--- WHAT THE TASK ASKS ---
Skip the images and copy each record exactly as written.

※

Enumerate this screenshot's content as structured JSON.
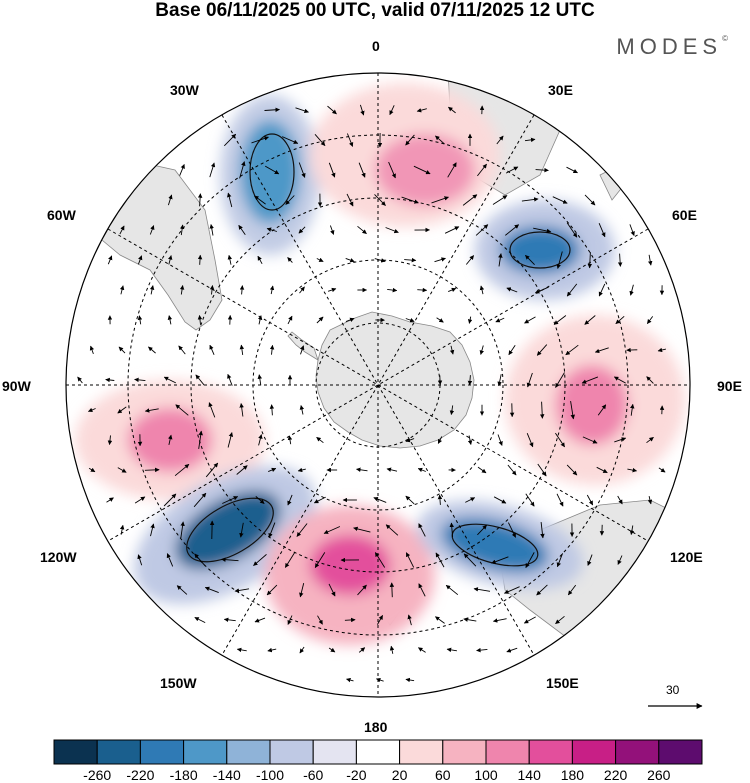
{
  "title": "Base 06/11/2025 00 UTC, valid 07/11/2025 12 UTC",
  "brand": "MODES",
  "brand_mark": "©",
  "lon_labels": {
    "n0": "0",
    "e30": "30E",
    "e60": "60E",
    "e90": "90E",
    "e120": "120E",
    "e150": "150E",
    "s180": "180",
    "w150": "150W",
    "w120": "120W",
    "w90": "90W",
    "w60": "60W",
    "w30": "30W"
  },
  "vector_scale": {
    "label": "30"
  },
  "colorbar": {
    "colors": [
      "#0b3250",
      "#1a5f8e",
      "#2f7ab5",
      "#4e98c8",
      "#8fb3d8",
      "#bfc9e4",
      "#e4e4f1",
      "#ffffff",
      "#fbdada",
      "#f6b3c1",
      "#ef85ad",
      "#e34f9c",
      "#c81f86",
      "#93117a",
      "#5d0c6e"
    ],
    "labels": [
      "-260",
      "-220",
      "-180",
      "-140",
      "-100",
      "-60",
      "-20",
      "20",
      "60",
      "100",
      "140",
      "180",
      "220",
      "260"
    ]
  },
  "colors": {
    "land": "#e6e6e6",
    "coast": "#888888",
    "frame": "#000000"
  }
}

※

--- COMPLETE OUTPUT ---
Enumerate this screenshot's content as structured JSON.
{
  "title": "Base 06/11/2025 00 UTC, valid 07/11/2025 12 UTC",
  "brand": "MODES",
  "brand_mark": "©",
  "lon_labels": {
    "n0": "0",
    "e30": "30E",
    "e60": "60E",
    "e90": "90E",
    "e120": "120E",
    "e150": "150E",
    "s180": "180",
    "w150": "150W",
    "w120": "120W",
    "w90": "90W",
    "w60": "60W",
    "w30": "30W"
  },
  "vector_scale": {
    "label": "30"
  },
  "colorbar": {
    "colors": [
      "#0b3250",
      "#1a5f8e",
      "#2f7ab5",
      "#4e98c8",
      "#8fb3d8",
      "#bfc9e4",
      "#e4e4f1",
      "#ffffff",
      "#fbdada",
      "#f6b3c1",
      "#ef85ad",
      "#e34f9c",
      "#c81f86",
      "#93117a",
      "#5d0c6e"
    ],
    "labels": [
      "-260",
      "-220",
      "-180",
      "-140",
      "-100",
      "-60",
      "-20",
      "20",
      "60",
      "100",
      "140",
      "180",
      "220",
      "260"
    ]
  },
  "colors": {
    "land": "#e6e6e6",
    "coast": "#888888",
    "frame": "#000000"
  }
}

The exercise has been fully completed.